GOAL OF THE EXERCISE
Copy every line that holds "بعمل".

>> START AVAILABLE DATA

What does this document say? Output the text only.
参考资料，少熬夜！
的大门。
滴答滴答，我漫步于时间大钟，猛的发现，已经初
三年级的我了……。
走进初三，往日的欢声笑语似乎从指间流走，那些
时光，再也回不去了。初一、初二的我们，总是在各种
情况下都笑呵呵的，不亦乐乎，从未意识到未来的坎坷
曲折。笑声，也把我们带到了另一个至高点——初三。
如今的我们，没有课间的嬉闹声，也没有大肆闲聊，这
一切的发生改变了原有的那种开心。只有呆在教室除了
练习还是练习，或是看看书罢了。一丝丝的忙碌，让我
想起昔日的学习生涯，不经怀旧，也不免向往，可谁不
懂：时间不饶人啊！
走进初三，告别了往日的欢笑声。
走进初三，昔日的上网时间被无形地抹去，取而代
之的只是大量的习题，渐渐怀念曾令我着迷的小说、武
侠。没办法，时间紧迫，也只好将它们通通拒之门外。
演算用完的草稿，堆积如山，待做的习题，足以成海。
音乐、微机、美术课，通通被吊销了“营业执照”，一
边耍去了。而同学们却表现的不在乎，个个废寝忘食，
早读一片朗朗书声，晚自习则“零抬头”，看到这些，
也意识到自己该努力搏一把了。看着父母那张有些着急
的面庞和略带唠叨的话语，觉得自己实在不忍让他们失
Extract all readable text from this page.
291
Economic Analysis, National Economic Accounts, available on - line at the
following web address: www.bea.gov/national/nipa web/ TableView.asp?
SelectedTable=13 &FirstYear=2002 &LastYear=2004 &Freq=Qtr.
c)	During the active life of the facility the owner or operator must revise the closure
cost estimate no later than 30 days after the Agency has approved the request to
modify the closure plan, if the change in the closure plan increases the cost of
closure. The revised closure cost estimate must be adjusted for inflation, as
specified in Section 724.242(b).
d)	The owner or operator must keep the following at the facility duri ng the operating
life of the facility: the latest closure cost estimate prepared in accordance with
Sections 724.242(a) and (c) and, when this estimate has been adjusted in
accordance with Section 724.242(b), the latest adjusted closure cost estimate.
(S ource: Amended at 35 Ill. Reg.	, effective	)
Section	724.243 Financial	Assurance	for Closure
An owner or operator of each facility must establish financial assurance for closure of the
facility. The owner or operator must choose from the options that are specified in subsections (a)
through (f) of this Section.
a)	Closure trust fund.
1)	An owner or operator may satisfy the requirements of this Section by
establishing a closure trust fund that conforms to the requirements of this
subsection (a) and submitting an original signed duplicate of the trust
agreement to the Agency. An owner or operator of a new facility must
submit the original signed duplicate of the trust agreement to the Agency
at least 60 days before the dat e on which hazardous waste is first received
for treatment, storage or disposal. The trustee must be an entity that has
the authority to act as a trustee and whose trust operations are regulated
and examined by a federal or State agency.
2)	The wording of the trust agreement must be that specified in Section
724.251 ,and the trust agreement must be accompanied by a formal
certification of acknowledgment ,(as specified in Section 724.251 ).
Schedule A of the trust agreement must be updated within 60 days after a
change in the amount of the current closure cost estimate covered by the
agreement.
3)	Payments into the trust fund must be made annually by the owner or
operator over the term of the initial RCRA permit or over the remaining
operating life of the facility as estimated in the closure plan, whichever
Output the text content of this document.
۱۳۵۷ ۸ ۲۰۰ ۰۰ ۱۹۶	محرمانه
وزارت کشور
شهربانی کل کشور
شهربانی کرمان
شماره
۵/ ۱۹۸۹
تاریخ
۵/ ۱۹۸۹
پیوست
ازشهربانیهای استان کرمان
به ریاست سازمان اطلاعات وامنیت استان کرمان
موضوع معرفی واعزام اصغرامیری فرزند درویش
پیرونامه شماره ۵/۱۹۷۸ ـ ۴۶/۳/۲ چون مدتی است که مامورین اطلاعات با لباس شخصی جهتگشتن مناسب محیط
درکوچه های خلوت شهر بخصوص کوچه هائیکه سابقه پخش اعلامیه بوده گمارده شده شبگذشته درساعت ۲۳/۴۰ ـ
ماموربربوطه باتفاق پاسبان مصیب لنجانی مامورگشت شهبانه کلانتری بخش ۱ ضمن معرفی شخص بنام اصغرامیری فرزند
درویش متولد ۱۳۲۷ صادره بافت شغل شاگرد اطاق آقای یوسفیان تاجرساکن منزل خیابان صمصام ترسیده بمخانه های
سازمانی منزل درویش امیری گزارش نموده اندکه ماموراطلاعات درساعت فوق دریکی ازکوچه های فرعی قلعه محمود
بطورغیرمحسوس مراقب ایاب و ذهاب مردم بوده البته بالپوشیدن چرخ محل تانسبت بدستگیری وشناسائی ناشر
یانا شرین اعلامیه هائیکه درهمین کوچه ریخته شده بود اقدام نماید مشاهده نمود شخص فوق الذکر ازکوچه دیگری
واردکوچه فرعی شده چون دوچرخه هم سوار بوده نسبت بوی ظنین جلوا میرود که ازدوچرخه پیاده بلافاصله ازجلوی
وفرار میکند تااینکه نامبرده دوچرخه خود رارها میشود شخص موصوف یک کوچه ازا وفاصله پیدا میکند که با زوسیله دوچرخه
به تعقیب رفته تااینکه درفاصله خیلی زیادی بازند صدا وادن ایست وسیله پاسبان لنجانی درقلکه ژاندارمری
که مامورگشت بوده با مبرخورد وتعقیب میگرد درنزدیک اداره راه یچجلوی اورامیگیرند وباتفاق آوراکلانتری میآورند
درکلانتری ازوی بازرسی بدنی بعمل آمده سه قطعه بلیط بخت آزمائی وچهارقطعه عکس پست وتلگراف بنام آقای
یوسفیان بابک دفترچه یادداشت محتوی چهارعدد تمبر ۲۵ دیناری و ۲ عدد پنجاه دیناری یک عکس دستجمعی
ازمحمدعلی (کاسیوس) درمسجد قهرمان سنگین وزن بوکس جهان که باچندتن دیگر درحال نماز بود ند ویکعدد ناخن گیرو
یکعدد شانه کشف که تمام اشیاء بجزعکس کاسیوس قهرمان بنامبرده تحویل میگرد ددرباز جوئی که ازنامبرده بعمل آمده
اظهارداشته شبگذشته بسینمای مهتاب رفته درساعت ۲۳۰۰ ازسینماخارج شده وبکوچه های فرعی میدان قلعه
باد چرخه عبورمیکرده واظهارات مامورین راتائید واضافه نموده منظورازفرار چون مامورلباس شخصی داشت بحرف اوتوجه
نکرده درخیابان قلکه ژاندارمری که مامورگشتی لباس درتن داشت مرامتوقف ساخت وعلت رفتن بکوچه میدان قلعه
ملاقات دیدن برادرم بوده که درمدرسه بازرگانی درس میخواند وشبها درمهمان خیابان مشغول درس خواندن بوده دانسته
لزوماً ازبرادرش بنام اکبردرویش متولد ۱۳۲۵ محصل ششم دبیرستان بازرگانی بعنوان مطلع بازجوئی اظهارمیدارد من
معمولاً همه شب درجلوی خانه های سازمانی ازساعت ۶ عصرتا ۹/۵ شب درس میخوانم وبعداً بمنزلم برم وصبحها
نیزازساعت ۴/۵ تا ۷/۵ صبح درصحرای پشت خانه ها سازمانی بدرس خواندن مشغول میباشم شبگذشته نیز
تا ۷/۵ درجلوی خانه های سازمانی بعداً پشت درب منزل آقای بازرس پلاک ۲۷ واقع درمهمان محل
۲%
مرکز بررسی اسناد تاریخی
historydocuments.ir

>> END AVAILABLE DATA

WRITTEN RESPONSE
درکلانتری ازوی بازرسی بدنی بعمل آمده سه قطعه بلیط بخت آزمائی وچهارقطعه عکس پست وتلگراف بنام آقای
یکعدد شانه کشف که تمام اشیاء بجزعکس کاسیوس قهرمان بنامبرده تحویل میگرد ددرباز جوئی که ازنامبرده بعمل آمده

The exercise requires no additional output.